Dataset entries
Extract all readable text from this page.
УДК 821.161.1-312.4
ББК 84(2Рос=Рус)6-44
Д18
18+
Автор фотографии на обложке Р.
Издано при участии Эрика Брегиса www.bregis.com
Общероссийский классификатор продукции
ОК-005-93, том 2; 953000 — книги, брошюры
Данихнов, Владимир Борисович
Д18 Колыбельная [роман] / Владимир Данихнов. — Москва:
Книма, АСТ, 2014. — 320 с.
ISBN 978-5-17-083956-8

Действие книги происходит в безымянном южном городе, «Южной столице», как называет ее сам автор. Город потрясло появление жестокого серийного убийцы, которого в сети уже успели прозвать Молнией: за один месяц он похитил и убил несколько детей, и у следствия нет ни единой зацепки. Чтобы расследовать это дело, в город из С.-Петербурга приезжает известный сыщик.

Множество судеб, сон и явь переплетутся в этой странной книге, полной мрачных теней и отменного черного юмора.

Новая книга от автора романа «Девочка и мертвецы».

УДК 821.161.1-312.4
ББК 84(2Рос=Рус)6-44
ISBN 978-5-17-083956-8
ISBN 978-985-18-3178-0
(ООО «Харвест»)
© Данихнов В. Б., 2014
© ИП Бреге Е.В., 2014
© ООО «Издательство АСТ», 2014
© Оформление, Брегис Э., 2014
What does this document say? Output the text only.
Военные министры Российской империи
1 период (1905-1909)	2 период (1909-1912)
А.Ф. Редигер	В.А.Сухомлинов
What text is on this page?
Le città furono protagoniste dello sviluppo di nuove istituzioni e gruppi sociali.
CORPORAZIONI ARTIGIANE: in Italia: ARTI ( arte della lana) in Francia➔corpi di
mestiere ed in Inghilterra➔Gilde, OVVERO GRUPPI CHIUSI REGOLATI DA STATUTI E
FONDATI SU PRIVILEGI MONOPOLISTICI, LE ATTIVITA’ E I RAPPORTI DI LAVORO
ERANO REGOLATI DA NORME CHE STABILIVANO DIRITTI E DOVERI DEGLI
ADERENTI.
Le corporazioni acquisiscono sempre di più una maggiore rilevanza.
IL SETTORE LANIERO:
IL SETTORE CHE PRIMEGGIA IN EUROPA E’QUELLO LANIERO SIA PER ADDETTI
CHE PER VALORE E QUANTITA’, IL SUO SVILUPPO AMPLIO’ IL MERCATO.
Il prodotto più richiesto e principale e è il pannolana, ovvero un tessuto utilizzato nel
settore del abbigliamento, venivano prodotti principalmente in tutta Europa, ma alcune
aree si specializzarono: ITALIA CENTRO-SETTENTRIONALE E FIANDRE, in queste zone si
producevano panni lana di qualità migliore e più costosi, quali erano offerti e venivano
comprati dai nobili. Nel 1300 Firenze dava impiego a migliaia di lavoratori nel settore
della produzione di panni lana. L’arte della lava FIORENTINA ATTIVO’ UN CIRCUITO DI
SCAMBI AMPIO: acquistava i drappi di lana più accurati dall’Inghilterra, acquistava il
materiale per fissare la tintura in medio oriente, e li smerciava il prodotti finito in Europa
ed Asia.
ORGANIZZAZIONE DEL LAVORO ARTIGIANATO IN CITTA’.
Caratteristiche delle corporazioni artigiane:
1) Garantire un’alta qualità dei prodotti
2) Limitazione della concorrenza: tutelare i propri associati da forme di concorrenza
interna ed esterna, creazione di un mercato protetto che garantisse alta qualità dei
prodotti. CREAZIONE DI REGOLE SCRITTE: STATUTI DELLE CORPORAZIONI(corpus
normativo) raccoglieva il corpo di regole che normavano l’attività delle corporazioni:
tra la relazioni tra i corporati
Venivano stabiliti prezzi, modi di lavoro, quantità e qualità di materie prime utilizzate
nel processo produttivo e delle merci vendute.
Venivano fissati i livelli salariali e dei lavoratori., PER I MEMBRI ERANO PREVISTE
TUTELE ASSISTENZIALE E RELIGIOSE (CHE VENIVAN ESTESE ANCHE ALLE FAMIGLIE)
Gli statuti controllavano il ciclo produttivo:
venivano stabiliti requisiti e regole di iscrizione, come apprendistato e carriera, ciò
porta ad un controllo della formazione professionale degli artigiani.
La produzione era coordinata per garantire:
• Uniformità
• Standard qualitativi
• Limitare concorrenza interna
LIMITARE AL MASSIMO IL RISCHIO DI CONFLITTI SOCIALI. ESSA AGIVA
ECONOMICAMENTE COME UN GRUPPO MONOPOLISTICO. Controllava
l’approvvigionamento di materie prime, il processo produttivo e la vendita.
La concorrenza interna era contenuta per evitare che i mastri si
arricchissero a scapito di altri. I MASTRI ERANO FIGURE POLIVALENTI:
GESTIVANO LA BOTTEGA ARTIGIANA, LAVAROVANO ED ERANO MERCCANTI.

**Aim of the task**
Type out the whole listing above again, exactly as it stands.

**Task answer**
Extract all readable text from this page.
УДК 821.161.1-312.4
ББК 84(2Рос=Рус)6-44
Д18
18+
Автор фотографии на обложке Р.
Издано при участии Эрика Брегиса www.bregis.com
Общероссийский классификатор продукции
ОК-005-93, том 2; 953000 — книги, брошюры
Данихнов, Владимир Борисович
Д18 Колыбельная [роман] / Владимир Данихнов. — Москва:
Книма, АСТ, 2014. — 320 с.
ISBN 978-5-17-083956-8

Действие книги происходит в безымянном южном городе, «Южной столице», как называет ее сам автор. Город потрясло появление жестокого серийного убийцы, которого в сети уже успели прозвать Молнией: за один месяц он похитил и убил несколько детей, и у следствия нет ни единой зацепки. Чтобы расследовать это дело, в город из С.-Петербурга приезжает известный сыщик.

Множество судеб, сон и явь переплетутся в этой странной книге, полной мрачных теней и отменного черного юмора.

Новая книга от автора романа «Девочка и мертвецы».

УДК 821.161.1-312.4
ББК 84(2Рос=Рус)6-44
ISBN 978-5-17-083956-8
ISBN 978-985-18-3178-0
(ООО «Харвест»)
© Данихнов В. Б., 2014
© ИП Бреге Е.В., 2014
© ООО «Издательство АСТ», 2014
© Оформление, Брегис Э., 2014
What does this document say? Output the text only.
Военные министры Российской империи
1 период (1905-1909)	2 период (1909-1912)
А.Ф. Редигер	В.А.Сухомлинов
What text is on this page?
Le città furono protagoniste dello sviluppo di nuove istituzioni e gruppi sociali.
CORPORAZIONI ARTIGIANE: in Italia: ARTI ( arte della lana) in Francia➔corpi di
mestiere ed in Inghilterra➔Gilde, OVVERO GRUPPI CHIUSI REGOLATI DA STATUTI E
FONDATI SU PRIVILEGI MONOPOLISTICI, LE ATTIVITA’ E I RAPPORTI DI LAVORO
ERANO REGOLATI DA NORME CHE STABILIVANO DIRITTI E DOVERI DEGLI
ADERENTI.
Le corporazioni acquisiscono sempre di più una maggiore rilevanza.
IL SETTORE LANIERO:
IL SETTORE CHE PRIMEGGIA IN EUROPA E’QUELLO LANIERO SIA PER ADDETTI
CHE PER VALORE E QUANTITA’, IL SUO SVILUPPO AMPLIO’ IL MERCATO.
Il prodotto più richiesto e principale e è il pannolana, ovvero un tessuto utilizzato nel
settore del abbigliamento, venivano prodotti principalmente in tutta Europa, ma alcune
aree si specializzarono: ITALIA CENTRO-SETTENTRIONALE E FIANDRE, in queste zone si
producevano panni lana di qualità migliore e più costosi, quali erano offerti e venivano
comprati dai nobili. Nel 1300 Firenze dava impiego a migliaia di lavoratori nel settore
della produzione di panni lana. L’arte della lava FIORENTINA ATTIVO’ UN CIRCUITO DI
SCAMBI AMPIO: acquistava i drappi di lana più accurati dall’Inghilterra, acquistava il
materiale per fissare la tintura in medio oriente, e li smerciava il prodotti finito in Europa
ed Asia.
ORGANIZZAZIONE DEL LAVORO ARTIGIANATO IN CITTA’.
Caratteristiche delle corporazioni artigiane:
1) Garantire un’alta qualità dei prodotti
2) Limitazione della concorrenza: tutelare i propri associati da forme di concorrenza
interna ed esterna, creazione di un mercato protetto che garantisse alta qualità dei
prodotti. CREAZIONE DI REGOLE SCRITTE: STATUTI DELLE CORPORAZIONI(corpus
normativo) raccoglieva il corpo di regole che normavano l’attività delle corporazioni:
tra la relazioni tra i corporati
Venivano stabiliti prezzi, modi di lavoro, quantità e qualità di materie prime utilizzate
nel processo produttivo e delle merci vendute.
Venivano fissati i livelli salariali e dei lavoratori., PER I MEMBRI ERANO PREVISTE
TUTELE ASSISTENZIALE E RELIGIOSE (CHE VENIVAN ESTESE ANCHE ALLE FAMIGLIE)
Gli statuti controllavano il ciclo produttivo:
venivano stabiliti requisiti e regole di iscrizione, come apprendistato e carriera, ciò
porta ad un controllo della formazione professionale degli artigiani.
La produzione era coordinata per garantire:
• Uniformità
• Standard qualitativi
• Limitare concorrenza interna
LIMITARE AL MASSIMO IL RISCHIO DI CONFLITTI SOCIALI. ESSA AGIVA
ECONOMICAMENTE COME UN GRUPPO MONOPOLISTICO. Controllava
l’approvvigionamento di materie prime, il processo produttivo e la vendita.
La concorrenza interna era contenuta per evitare che i mastri si
arricchissero a scapito di altri. I MASTRI ERANO FIGURE POLIVALENTI:
GESTIVANO LA BOTTEGA ARTIGIANA, LAVAROVANO ED ERANO MERCCANTI.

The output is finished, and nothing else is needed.